What is asked ->
Look through the data below and report how many lines include "工勤编制". Only the number should be given.

==== Information shown

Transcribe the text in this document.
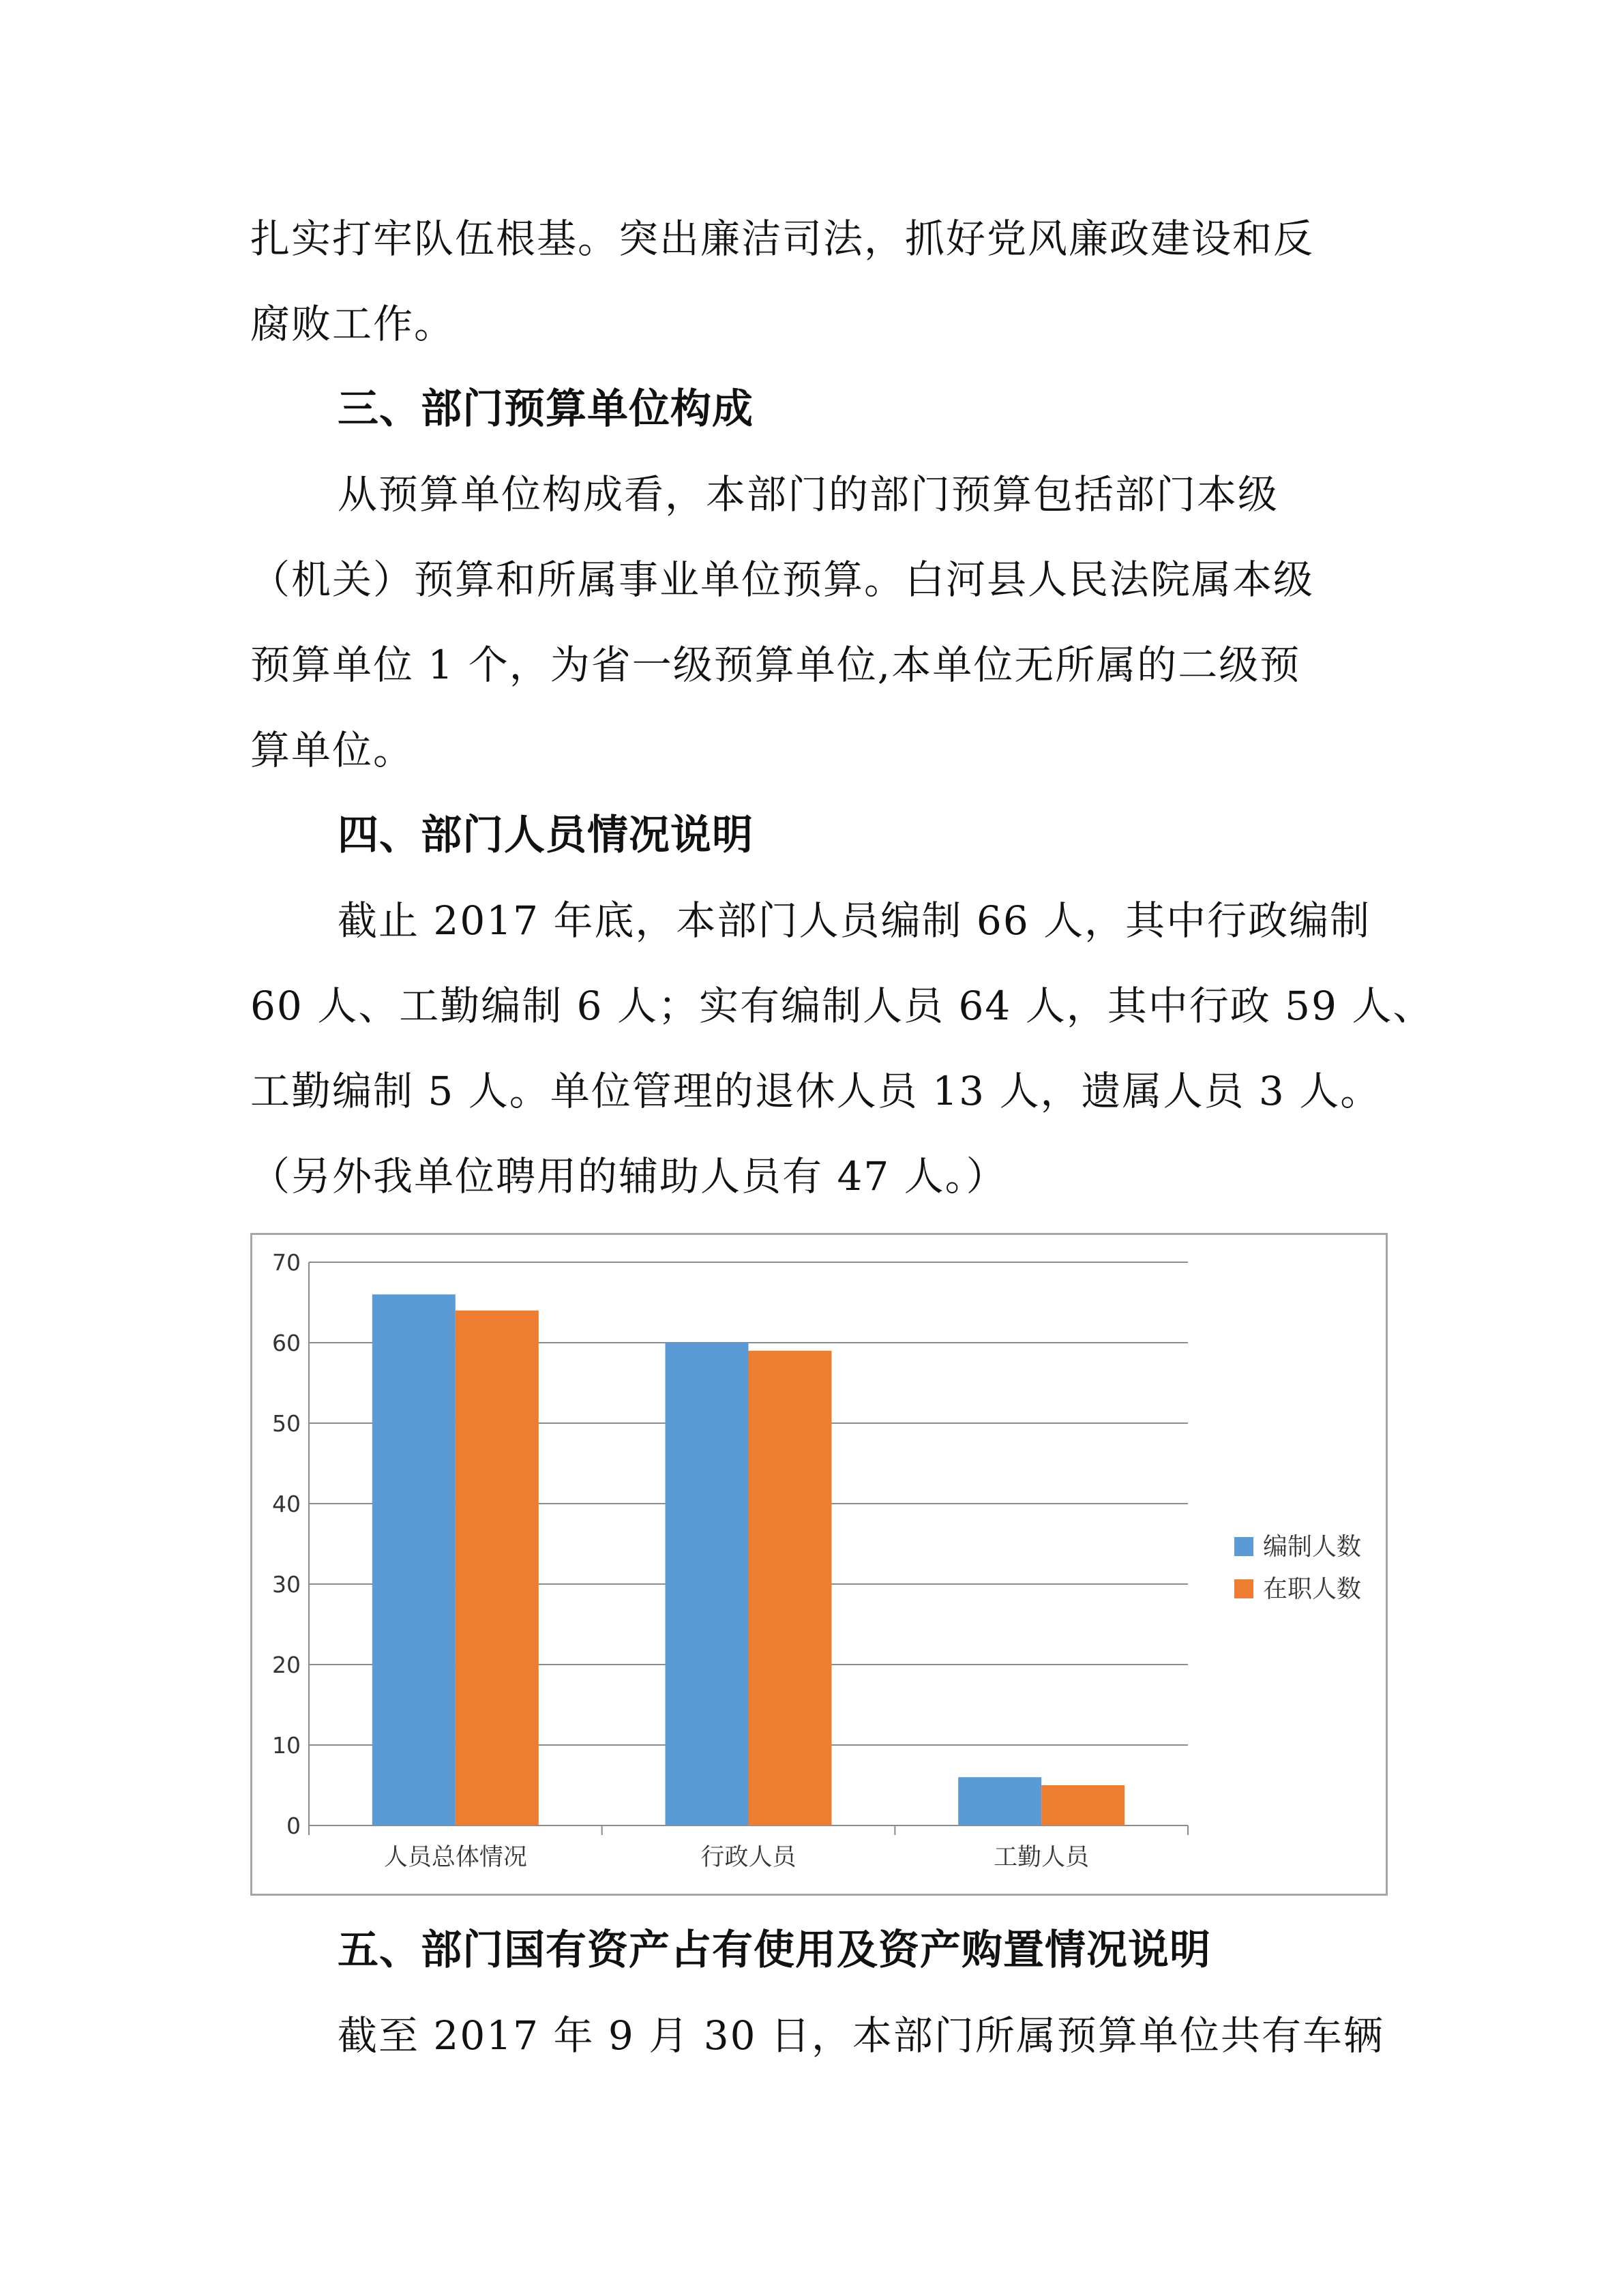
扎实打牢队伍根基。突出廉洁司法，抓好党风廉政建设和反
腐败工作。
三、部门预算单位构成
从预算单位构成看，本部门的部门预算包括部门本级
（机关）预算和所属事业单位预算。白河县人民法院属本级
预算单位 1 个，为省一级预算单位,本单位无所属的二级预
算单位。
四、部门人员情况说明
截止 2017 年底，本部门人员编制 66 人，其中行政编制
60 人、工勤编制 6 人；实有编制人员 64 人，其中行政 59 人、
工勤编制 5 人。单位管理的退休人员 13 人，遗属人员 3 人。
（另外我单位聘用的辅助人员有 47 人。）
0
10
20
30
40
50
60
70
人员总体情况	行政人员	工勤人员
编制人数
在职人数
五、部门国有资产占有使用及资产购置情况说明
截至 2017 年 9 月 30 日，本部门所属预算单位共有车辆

========

The answer ->
2